Task prompt:
Filter the entries and keep only the lines where the string "тръбопровода" appears.

Provided information:
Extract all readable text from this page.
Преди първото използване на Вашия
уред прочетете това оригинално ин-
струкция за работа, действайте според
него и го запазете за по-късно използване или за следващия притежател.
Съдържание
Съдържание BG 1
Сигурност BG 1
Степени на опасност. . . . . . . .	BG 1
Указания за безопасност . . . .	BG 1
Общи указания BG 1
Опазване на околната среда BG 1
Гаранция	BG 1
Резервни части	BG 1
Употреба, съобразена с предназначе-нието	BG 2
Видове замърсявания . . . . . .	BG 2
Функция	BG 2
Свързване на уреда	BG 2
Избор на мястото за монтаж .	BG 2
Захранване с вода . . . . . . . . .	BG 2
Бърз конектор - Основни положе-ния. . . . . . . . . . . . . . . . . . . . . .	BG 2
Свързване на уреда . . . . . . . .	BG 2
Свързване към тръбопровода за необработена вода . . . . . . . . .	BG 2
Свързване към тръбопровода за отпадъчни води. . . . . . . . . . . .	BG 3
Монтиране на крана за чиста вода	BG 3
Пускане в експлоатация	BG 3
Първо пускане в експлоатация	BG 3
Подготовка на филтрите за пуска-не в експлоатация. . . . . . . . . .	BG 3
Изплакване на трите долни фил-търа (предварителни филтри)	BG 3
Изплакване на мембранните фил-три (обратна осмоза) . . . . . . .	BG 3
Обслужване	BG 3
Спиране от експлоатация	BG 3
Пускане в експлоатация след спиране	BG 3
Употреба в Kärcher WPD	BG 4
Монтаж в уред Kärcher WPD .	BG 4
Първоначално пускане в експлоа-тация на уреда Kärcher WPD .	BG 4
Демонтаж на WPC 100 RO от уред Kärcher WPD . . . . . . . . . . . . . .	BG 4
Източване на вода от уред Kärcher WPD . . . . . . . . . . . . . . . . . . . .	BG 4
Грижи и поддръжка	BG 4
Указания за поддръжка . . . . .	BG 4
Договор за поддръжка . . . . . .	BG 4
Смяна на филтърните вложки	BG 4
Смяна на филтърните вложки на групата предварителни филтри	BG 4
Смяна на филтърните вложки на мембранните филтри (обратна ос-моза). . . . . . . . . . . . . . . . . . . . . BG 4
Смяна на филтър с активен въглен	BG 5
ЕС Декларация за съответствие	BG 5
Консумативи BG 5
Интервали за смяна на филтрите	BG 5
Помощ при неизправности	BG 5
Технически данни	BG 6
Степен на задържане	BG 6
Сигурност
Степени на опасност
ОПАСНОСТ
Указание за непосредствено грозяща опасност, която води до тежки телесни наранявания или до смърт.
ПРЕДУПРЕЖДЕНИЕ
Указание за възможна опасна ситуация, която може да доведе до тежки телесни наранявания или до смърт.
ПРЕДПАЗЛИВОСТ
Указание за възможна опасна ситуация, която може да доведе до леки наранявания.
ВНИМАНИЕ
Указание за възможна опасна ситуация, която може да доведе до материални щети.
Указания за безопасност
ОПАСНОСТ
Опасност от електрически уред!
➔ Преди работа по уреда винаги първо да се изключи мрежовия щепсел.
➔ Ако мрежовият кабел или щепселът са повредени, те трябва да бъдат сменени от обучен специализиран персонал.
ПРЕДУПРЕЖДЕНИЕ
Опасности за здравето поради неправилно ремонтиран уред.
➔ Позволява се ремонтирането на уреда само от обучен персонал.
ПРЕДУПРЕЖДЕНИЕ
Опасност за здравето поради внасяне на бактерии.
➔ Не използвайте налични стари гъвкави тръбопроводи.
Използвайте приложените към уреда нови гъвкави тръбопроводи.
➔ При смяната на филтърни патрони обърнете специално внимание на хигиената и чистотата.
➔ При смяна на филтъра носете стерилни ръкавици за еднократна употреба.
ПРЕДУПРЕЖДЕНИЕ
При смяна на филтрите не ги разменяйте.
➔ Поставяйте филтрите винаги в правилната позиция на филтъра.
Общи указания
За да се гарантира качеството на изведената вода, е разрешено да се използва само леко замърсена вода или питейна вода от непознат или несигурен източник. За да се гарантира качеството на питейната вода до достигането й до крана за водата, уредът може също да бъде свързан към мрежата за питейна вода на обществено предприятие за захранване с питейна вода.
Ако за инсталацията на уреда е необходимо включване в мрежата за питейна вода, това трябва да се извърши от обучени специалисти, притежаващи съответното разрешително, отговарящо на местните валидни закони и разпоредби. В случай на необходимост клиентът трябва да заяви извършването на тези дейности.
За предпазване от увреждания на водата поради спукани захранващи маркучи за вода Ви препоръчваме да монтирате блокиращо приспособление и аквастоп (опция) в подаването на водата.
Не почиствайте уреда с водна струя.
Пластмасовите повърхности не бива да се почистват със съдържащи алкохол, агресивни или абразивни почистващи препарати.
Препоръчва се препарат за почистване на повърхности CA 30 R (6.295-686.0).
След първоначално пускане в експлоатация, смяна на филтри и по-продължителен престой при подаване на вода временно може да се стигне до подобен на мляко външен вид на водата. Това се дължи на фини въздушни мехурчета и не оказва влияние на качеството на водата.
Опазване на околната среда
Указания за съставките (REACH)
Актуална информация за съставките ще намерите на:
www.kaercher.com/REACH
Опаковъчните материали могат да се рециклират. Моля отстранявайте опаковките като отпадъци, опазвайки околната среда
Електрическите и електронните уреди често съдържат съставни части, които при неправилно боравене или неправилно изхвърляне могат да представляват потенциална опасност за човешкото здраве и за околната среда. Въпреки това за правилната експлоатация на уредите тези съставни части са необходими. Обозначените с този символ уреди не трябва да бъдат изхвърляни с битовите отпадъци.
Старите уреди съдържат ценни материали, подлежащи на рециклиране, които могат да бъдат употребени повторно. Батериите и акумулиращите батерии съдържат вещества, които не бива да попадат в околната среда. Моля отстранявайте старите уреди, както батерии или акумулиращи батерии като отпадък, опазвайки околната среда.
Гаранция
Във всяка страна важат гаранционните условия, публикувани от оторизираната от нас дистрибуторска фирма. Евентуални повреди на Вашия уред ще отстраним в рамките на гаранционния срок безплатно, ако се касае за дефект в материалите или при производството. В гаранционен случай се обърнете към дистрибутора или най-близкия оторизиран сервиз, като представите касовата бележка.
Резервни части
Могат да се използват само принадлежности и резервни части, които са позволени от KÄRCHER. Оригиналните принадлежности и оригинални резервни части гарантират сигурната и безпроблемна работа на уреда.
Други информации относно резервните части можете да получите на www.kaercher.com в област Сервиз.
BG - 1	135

Result of this task:
Свързване към тръбопровода за необработена вода . . . . . . . . .	BG 2
Свързване към тръбопровода за отпадъчни води. . . . . . . . . . . .	BG 3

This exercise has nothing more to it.